### Job
Scan the records for the word "Median". Copy each line that includes it.

Items from a figure collection
:::
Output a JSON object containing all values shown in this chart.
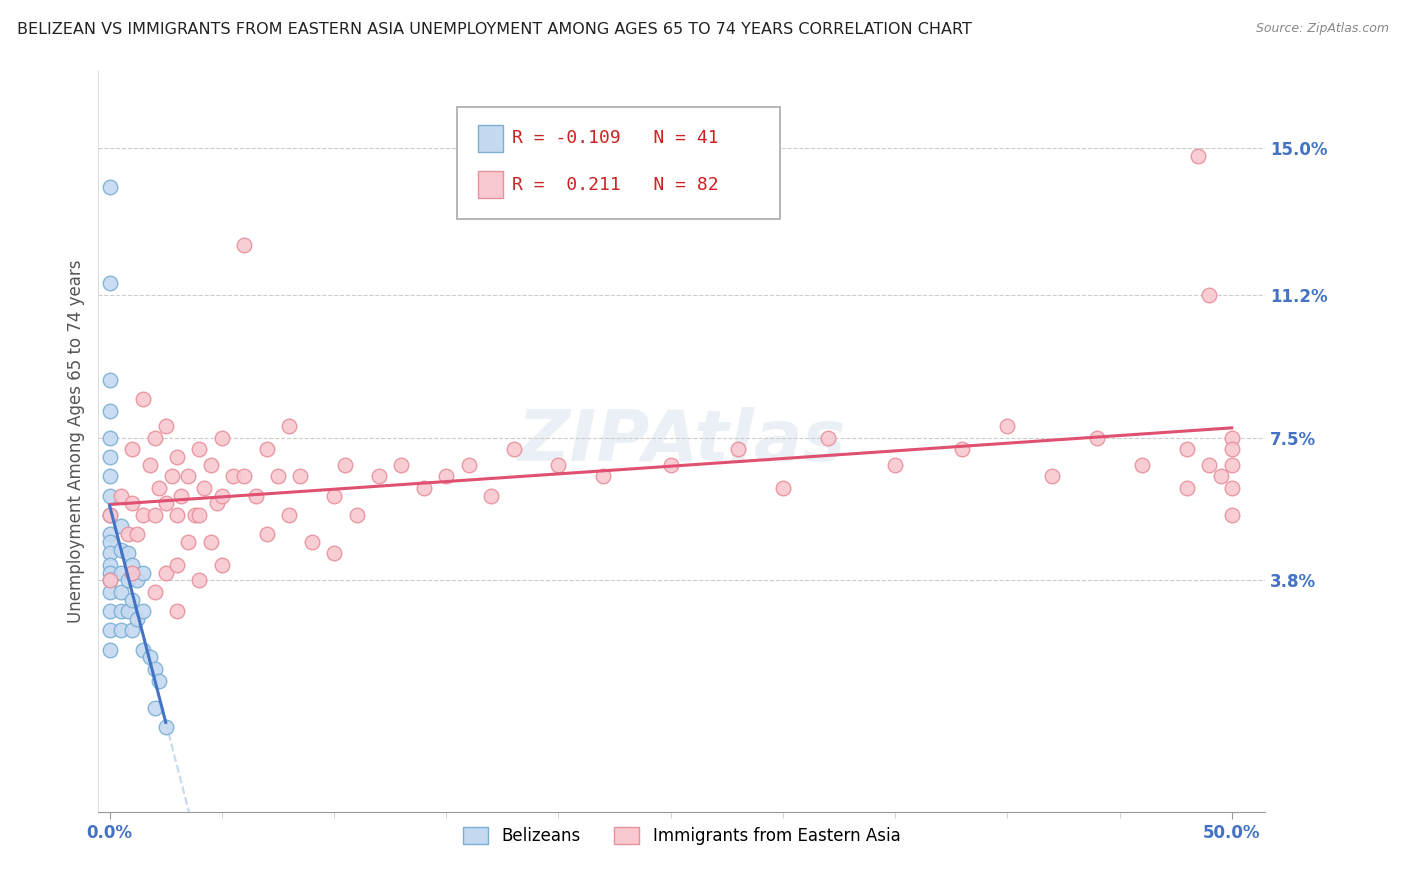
{
  "title": "BELIZEAN VS IMMIGRANTS FROM EASTERN ASIA UNEMPLOYMENT AMONG AGES 65 TO 74 YEARS CORRELATION CHART",
  "source": "Source: ZipAtlas.com",
  "ylabel": "Unemployment Among Ages 65 to 74 years",
  "xlim": [
    -0.005,
    0.515
  ],
  "ylim": [
    -0.022,
    0.17
  ],
  "xtick_positions": [
    0.0,
    0.5
  ],
  "xticklabels": [
    "0.0%",
    "50.0%"
  ],
  "ytick_positions": [
    0.038,
    0.075,
    0.112,
    0.15
  ],
  "ytick_labels": [
    "3.8%",
    "7.5%",
    "11.2%",
    "15.0%"
  ],
  "hlines": [
    0.038,
    0.075,
    0.112,
    0.15
  ],
  "blue_R": -0.109,
  "blue_N": 41,
  "pink_R": 0.211,
  "pink_N": 82,
  "blue_color": "#c5d9f0",
  "pink_color": "#f9c8d0",
  "blue_edge": "#7bafd4",
  "pink_edge": "#e8909c",
  "blue_label": "Belizeans",
  "pink_label": "Immigrants from Eastern Asia",
  "blue_trend_color": "#4472c4",
  "pink_trend_color": "#e05070",
  "dash_color": "#c5d9f0",
  "watermark_color": "#d0d8e8",
  "blue_scatter_x": [
    0.0,
    0.0,
    0.0,
    0.0,
    0.0,
    0.0,
    0.0,
    0.0,
    0.0,
    0.0,
    0.0,
    0.0,
    0.0,
    0.0,
    0.0,
    0.0,
    0.0,
    0.0,
    0.0,
    0.005,
    0.005,
    0.005,
    0.005,
    0.005,
    0.005,
    0.008,
    0.008,
    0.008,
    0.01,
    0.01,
    0.01,
    0.012,
    0.012,
    0.015,
    0.015,
    0.015,
    0.018,
    0.02,
    0.02,
    0.022,
    0.025
  ],
  "blue_scatter_y": [
    0.14,
    0.115,
    0.09,
    0.082,
    0.075,
    0.07,
    0.065,
    0.06,
    0.055,
    0.05,
    0.048,
    0.045,
    0.042,
    0.04,
    0.038,
    0.035,
    0.03,
    0.025,
    0.02,
    0.052,
    0.046,
    0.04,
    0.035,
    0.03,
    0.025,
    0.045,
    0.038,
    0.03,
    0.042,
    0.033,
    0.025,
    0.038,
    0.028,
    0.04,
    0.03,
    0.02,
    0.018,
    0.015,
    0.005,
    0.012,
    0.0
  ],
  "pink_scatter_x": [
    0.0,
    0.0,
    0.005,
    0.008,
    0.01,
    0.01,
    0.01,
    0.012,
    0.015,
    0.015,
    0.018,
    0.02,
    0.02,
    0.02,
    0.022,
    0.025,
    0.025,
    0.025,
    0.028,
    0.03,
    0.03,
    0.03,
    0.03,
    0.032,
    0.035,
    0.035,
    0.038,
    0.04,
    0.04,
    0.04,
    0.042,
    0.045,
    0.045,
    0.048,
    0.05,
    0.05,
    0.05,
    0.055,
    0.06,
    0.06,
    0.065,
    0.07,
    0.07,
    0.075,
    0.08,
    0.08,
    0.085,
    0.09,
    0.1,
    0.1,
    0.105,
    0.11,
    0.12,
    0.13,
    0.14,
    0.15,
    0.16,
    0.17,
    0.18,
    0.2,
    0.22,
    0.25,
    0.28,
    0.3,
    0.32,
    0.35,
    0.38,
    0.4,
    0.42,
    0.44,
    0.46,
    0.48,
    0.48,
    0.485,
    0.49,
    0.49,
    0.495,
    0.5,
    0.5,
    0.5,
    0.5,
    0.5
  ],
  "pink_scatter_y": [
    0.055,
    0.038,
    0.06,
    0.05,
    0.072,
    0.058,
    0.04,
    0.05,
    0.085,
    0.055,
    0.068,
    0.075,
    0.055,
    0.035,
    0.062,
    0.078,
    0.058,
    0.04,
    0.065,
    0.07,
    0.055,
    0.042,
    0.03,
    0.06,
    0.065,
    0.048,
    0.055,
    0.072,
    0.055,
    0.038,
    0.062,
    0.068,
    0.048,
    0.058,
    0.075,
    0.06,
    0.042,
    0.065,
    0.125,
    0.065,
    0.06,
    0.072,
    0.05,
    0.065,
    0.078,
    0.055,
    0.065,
    0.048,
    0.06,
    0.045,
    0.068,
    0.055,
    0.065,
    0.068,
    0.062,
    0.065,
    0.068,
    0.06,
    0.072,
    0.068,
    0.065,
    0.068,
    0.072,
    0.062,
    0.075,
    0.068,
    0.072,
    0.078,
    0.065,
    0.075,
    0.068,
    0.062,
    0.072,
    0.148,
    0.068,
    0.112,
    0.065,
    0.075,
    0.068,
    0.072,
    0.062,
    0.055
  ]
}
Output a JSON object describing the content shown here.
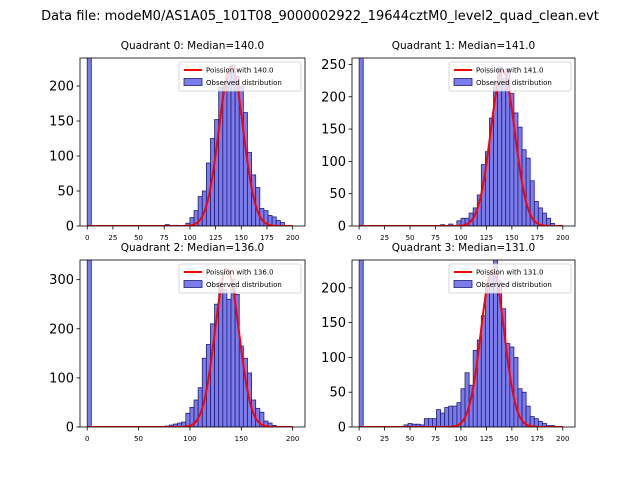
{
  "suptitle": "Data file: modeM0/AS1A05_101T08_9000002922_19644cztM0_level2_quad_clean.evt",
  "colors": {
    "bar_fill": "#7b7bea",
    "bar_edge": "#1f1f7a",
    "curve": "#ff0000",
    "axes": "#000000"
  },
  "chart_data": [
    {
      "type": "bar",
      "title": "Quadrant 0: Median=140.0",
      "xlim": [
        -7,
        212
      ],
      "ylim": [
        0,
        240
      ],
      "xticks": [
        0,
        25,
        50,
        75,
        100,
        125,
        150,
        175,
        200
      ],
      "yticks": [
        0,
        50,
        100,
        150,
        200
      ],
      "bin_width": 4,
      "legend": {
        "position": "top-right",
        "curve_label": "Poission with 140.0",
        "bars_label": "Observed distribution"
      },
      "bins": [
        [
          0,
          500
        ],
        [
          76,
          2
        ],
        [
          84,
          1
        ],
        [
          96,
          4
        ],
        [
          100,
          12
        ],
        [
          104,
          22
        ],
        [
          108,
          42
        ],
        [
          112,
          50
        ],
        [
          116,
          90
        ],
        [
          120,
          125
        ],
        [
          124,
          152
        ],
        [
          128,
          198
        ],
        [
          132,
          205
        ],
        [
          136,
          218
        ],
        [
          140,
          230
        ],
        [
          144,
          214
        ],
        [
          148,
          200
        ],
        [
          152,
          162
        ],
        [
          156,
          105
        ],
        [
          160,
          73
        ],
        [
          164,
          55
        ],
        [
          168,
          25
        ],
        [
          172,
          22
        ],
        [
          176,
          15
        ],
        [
          180,
          13
        ],
        [
          184,
          8
        ],
        [
          188,
          5
        ]
      ],
      "poisson_mean": 140.0,
      "poisson_peak": 228
    },
    {
      "type": "bar",
      "title": "Quadrant 1: Median=141.0",
      "xlim": [
        -7,
        212
      ],
      "ylim": [
        0,
        260
      ],
      "xticks": [
        0,
        25,
        50,
        75,
        100,
        125,
        150,
        175,
        200
      ],
      "yticks": [
        0,
        50,
        100,
        150,
        200,
        250
      ],
      "bin_width": 4,
      "legend": {
        "position": "top-right",
        "curve_label": "Poission with 141.0",
        "bars_label": "Observed distribution"
      },
      "bins": [
        [
          0,
          500
        ],
        [
          80,
          2
        ],
        [
          88,
          3
        ],
        [
          96,
          8
        ],
        [
          100,
          12
        ],
        [
          104,
          12
        ],
        [
          108,
          20
        ],
        [
          112,
          28
        ],
        [
          116,
          48
        ],
        [
          120,
          95
        ],
        [
          124,
          115
        ],
        [
          128,
          167
        ],
        [
          132,
          222
        ],
        [
          136,
          245
        ],
        [
          140,
          228
        ],
        [
          144,
          243
        ],
        [
          148,
          205
        ],
        [
          152,
          175
        ],
        [
          156,
          153
        ],
        [
          160,
          118
        ],
        [
          164,
          105
        ],
        [
          168,
          70
        ],
        [
          172,
          38
        ],
        [
          176,
          28
        ],
        [
          180,
          20
        ],
        [
          184,
          12
        ],
        [
          188,
          4
        ]
      ],
      "poisson_mean": 141.0,
      "poisson_peak": 240
    },
    {
      "type": "bar",
      "title": "Quadrant 2: Median=136.0",
      "xlim": [
        -7,
        212
      ],
      "ylim": [
        0,
        340
      ],
      "xticks": [
        0,
        50,
        100,
        150,
        200
      ],
      "yticks": [
        0,
        100,
        200,
        300
      ],
      "bin_width": 4,
      "legend": {
        "position": "top-right",
        "curve_label": "Poission with 136.0",
        "bars_label": "Observed distribution"
      },
      "bins": [
        [
          0,
          500
        ],
        [
          76,
          2
        ],
        [
          80,
          4
        ],
        [
          84,
          6
        ],
        [
          88,
          8
        ],
        [
          92,
          10
        ],
        [
          96,
          28
        ],
        [
          100,
          40
        ],
        [
          104,
          55
        ],
        [
          108,
          80
        ],
        [
          112,
          140
        ],
        [
          116,
          168
        ],
        [
          120,
          210
        ],
        [
          124,
          250
        ],
        [
          128,
          295
        ],
        [
          132,
          280
        ],
        [
          136,
          260
        ],
        [
          140,
          300
        ],
        [
          144,
          270
        ],
        [
          148,
          165
        ],
        [
          152,
          140
        ],
        [
          156,
          110
        ],
        [
          160,
          55
        ],
        [
          164,
          38
        ],
        [
          168,
          30
        ],
        [
          172,
          12
        ],
        [
          176,
          8
        ],
        [
          180,
          3
        ]
      ],
      "poisson_mean": 136.0,
      "poisson_peak": 322
    },
    {
      "type": "bar",
      "title": "Quadrant 3: Median=131.0",
      "xlim": [
        -7,
        212
      ],
      "ylim": [
        0,
        240
      ],
      "xticks": [
        0,
        25,
        50,
        75,
        100,
        125,
        150,
        175,
        200
      ],
      "yticks": [
        0,
        50,
        100,
        150,
        200
      ],
      "bin_width": 4,
      "legend": {
        "position": "top-right",
        "curve_label": "Poission with 131.0",
        "bars_label": "Observed distribution"
      },
      "bins": [
        [
          0,
          500
        ],
        [
          44,
          3
        ],
        [
          48,
          5
        ],
        [
          52,
          4
        ],
        [
          56,
          4
        ],
        [
          60,
          3
        ],
        [
          64,
          12
        ],
        [
          68,
          12
        ],
        [
          72,
          12
        ],
        [
          76,
          25
        ],
        [
          80,
          20
        ],
        [
          84,
          28
        ],
        [
          88,
          30
        ],
        [
          92,
          30
        ],
        [
          96,
          35
        ],
        [
          100,
          55
        ],
        [
          104,
          78
        ],
        [
          108,
          60
        ],
        [
          112,
          110
        ],
        [
          116,
          125
        ],
        [
          120,
          160
        ],
        [
          124,
          200
        ],
        [
          128,
          220
        ],
        [
          132,
          245
        ],
        [
          136,
          210
        ],
        [
          140,
          170
        ],
        [
          144,
          120
        ],
        [
          148,
          115
        ],
        [
          152,
          100
        ],
        [
          156,
          55
        ],
        [
          160,
          50
        ],
        [
          164,
          30
        ],
        [
          168,
          15
        ],
        [
          172,
          12
        ],
        [
          176,
          8
        ],
        [
          180,
          5
        ],
        [
          184,
          2
        ],
        [
          188,
          2
        ]
      ],
      "poisson_mean": 131.0,
      "poisson_peak": 226
    }
  ]
}
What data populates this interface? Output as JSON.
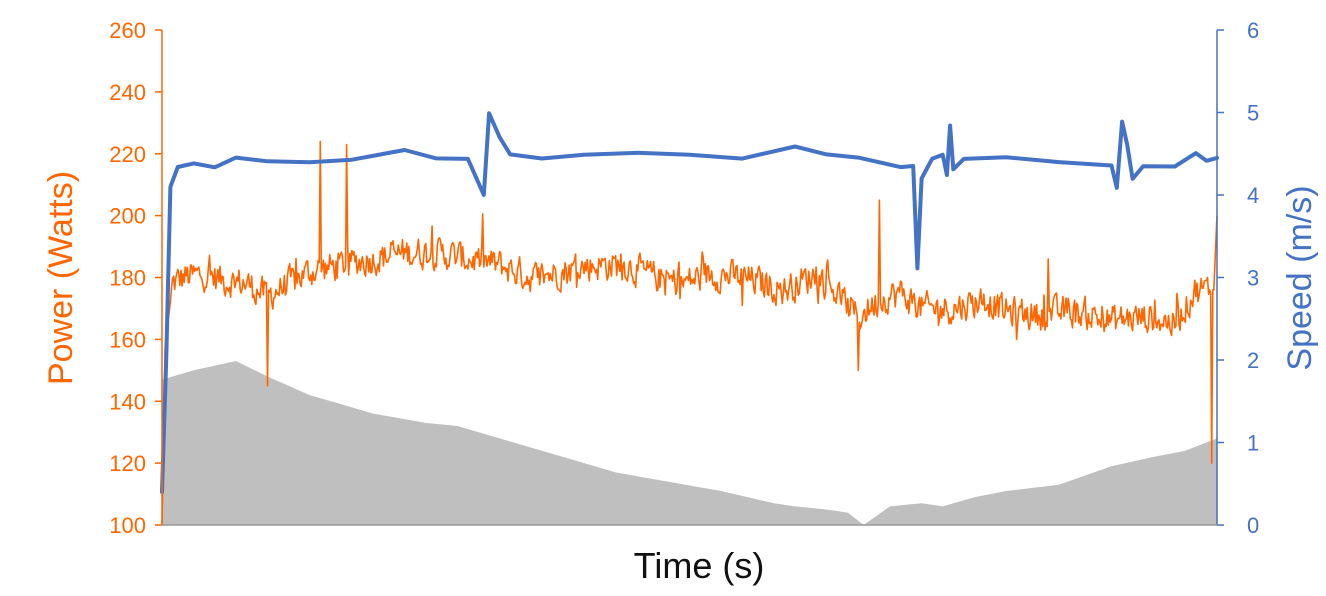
{
  "chart_data": {
    "type": "line",
    "xlabel": "Time (s)",
    "y_left": {
      "label": "Power (Watts)",
      "range": [
        100,
        260
      ],
      "ticks": [
        "100",
        "120",
        "140",
        "160",
        "180",
        "200",
        "220",
        "240",
        "260"
      ],
      "color": "#FF6600"
    },
    "y_right": {
      "label": "Speed (m/s)",
      "range": [
        0,
        6
      ],
      "ticks": [
        "0",
        "1",
        "2",
        "3",
        "4",
        "5",
        "6"
      ],
      "color": "#4472C4"
    },
    "x_range": [
      0,
      100
    ],
    "grid": false,
    "legend": "none",
    "series": [
      {
        "axis": "left",
        "style": "area",
        "color": "#BFBFBF",
        "points": [
          [
            0,
            147
          ],
          [
            3,
            150
          ],
          [
            7,
            153
          ],
          [
            10,
            148
          ],
          [
            14,
            142
          ],
          [
            17,
            139
          ],
          [
            20,
            136
          ],
          [
            25,
            133
          ],
          [
            28,
            132
          ],
          [
            33,
            127
          ],
          [
            38,
            122
          ],
          [
            43,
            117
          ],
          [
            48,
            114
          ],
          [
            53,
            111
          ],
          [
            58,
            107
          ],
          [
            60,
            106
          ],
          [
            63,
            105
          ],
          [
            65,
            104
          ],
          [
            66.5,
            100
          ],
          [
            69,
            106
          ],
          [
            72,
            107
          ],
          [
            74,
            106
          ],
          [
            77,
            109
          ],
          [
            80,
            111
          ],
          [
            85,
            113
          ],
          [
            90,
            119
          ],
          [
            94,
            122
          ],
          [
            97,
            124
          ],
          [
            100,
            128
          ]
        ]
      },
      {
        "axis": "left",
        "style": "noisy-line",
        "color": "#FF6600",
        "noise": 7,
        "points": [
          [
            0,
            100
          ],
          [
            0.3,
            158
          ],
          [
            1,
            178
          ],
          [
            2,
            180
          ],
          [
            4,
            181
          ],
          [
            6,
            179
          ],
          [
            8,
            178
          ],
          [
            10,
            174
          ],
          [
            12,
            178
          ],
          [
            14,
            182
          ],
          [
            17,
            184
          ],
          [
            20,
            186
          ],
          [
            23,
            188
          ],
          [
            26,
            188
          ],
          [
            29,
            186
          ],
          [
            32,
            184
          ],
          [
            35,
            180
          ],
          [
            38,
            182
          ],
          [
            41,
            184
          ],
          [
            44,
            184
          ],
          [
            46,
            181
          ],
          [
            49,
            178
          ],
          [
            52,
            181
          ],
          [
            55,
            180
          ],
          [
            57,
            178
          ],
          [
            59,
            176
          ],
          [
            62,
            181
          ],
          [
            64,
            175
          ],
          [
            66,
            167
          ],
          [
            68,
            173
          ],
          [
            70,
            175
          ],
          [
            72,
            170
          ],
          [
            75,
            170
          ],
          [
            78,
            173
          ],
          [
            80,
            169
          ],
          [
            83,
            168
          ],
          [
            86,
            169
          ],
          [
            88,
            168
          ],
          [
            90,
            166
          ],
          [
            92,
            167
          ],
          [
            94,
            167
          ],
          [
            96,
            165
          ],
          [
            98,
            176
          ],
          [
            99.7,
            176
          ],
          [
            100,
            200
          ]
        ],
        "spikes": [
          [
            15,
            224
          ],
          [
            17.5,
            223
          ],
          [
            10,
            145
          ],
          [
            49,
            185
          ],
          [
            55,
            171
          ],
          [
            66,
            150
          ],
          [
            68,
            205
          ],
          [
            81,
            160
          ],
          [
            84,
            186
          ],
          [
            89,
            164
          ],
          [
            99.5,
            120
          ]
        ]
      },
      {
        "axis": "right",
        "style": "line",
        "color": "#4472C4",
        "points": [
          [
            0,
            0.4
          ],
          [
            0.4,
            2
          ],
          [
            0.8,
            4.1
          ],
          [
            1.5,
            4.35
          ],
          [
            3,
            4.38
          ],
          [
            5,
            4.35
          ],
          [
            7,
            4.45
          ],
          [
            10,
            4.4
          ],
          [
            14,
            4.4
          ],
          [
            18,
            4.42
          ],
          [
            23,
            4.55
          ],
          [
            26,
            4.45
          ],
          [
            29,
            4.45
          ],
          [
            30.5,
            4.0
          ],
          [
            31,
            5.0
          ],
          [
            32,
            4.7
          ],
          [
            33,
            4.5
          ],
          [
            36,
            4.45
          ],
          [
            40,
            4.5
          ],
          [
            45,
            4.5
          ],
          [
            50,
            4.5
          ],
          [
            55,
            4.45
          ],
          [
            60,
            4.6
          ],
          [
            63,
            4.5
          ],
          [
            66,
            4.45
          ],
          [
            70,
            4.35
          ],
          [
            71.2,
            4.35
          ],
          [
            71.6,
            3.1
          ],
          [
            72,
            4.2
          ],
          [
            73,
            4.45
          ],
          [
            74,
            4.5
          ],
          [
            74.4,
            4.25
          ],
          [
            74.7,
            4.85
          ],
          [
            75,
            4.3
          ],
          [
            76,
            4.45
          ],
          [
            80,
            4.45
          ],
          [
            85,
            4.4
          ],
          [
            90,
            4.35
          ],
          [
            90.5,
            4.1
          ],
          [
            91,
            4.9
          ],
          [
            91.5,
            4.6
          ],
          [
            92,
            4.2
          ],
          [
            93,
            4.35
          ],
          [
            96,
            4.35
          ],
          [
            98,
            4.5
          ],
          [
            99,
            4.4
          ],
          [
            100,
            4.45
          ]
        ]
      }
    ]
  }
}
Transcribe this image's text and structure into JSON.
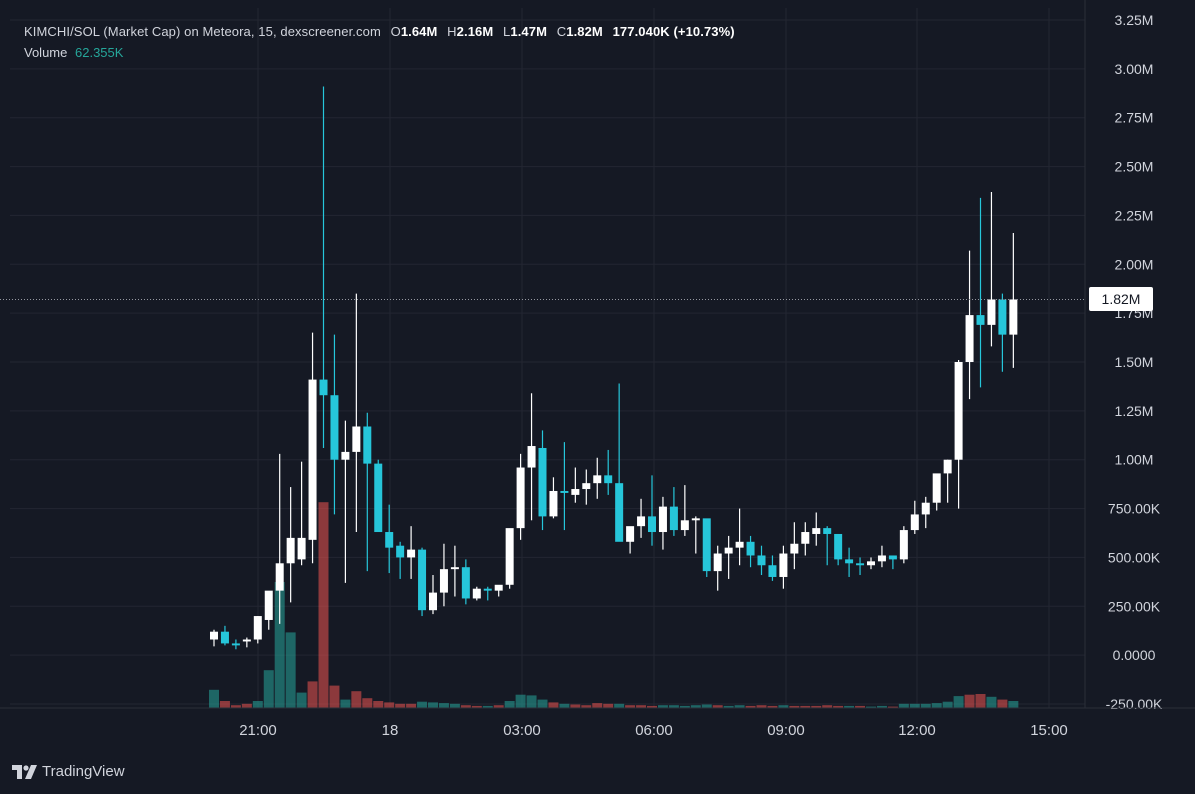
:::
### Exercise response
      "title": "Quadrant 0: Median=140.0",
      "title": "Quadrant 1: Median=141.0",
      "title": "Quadrant 2: Median=136.0",
      "title": "Quadrant 3: Median=131.0",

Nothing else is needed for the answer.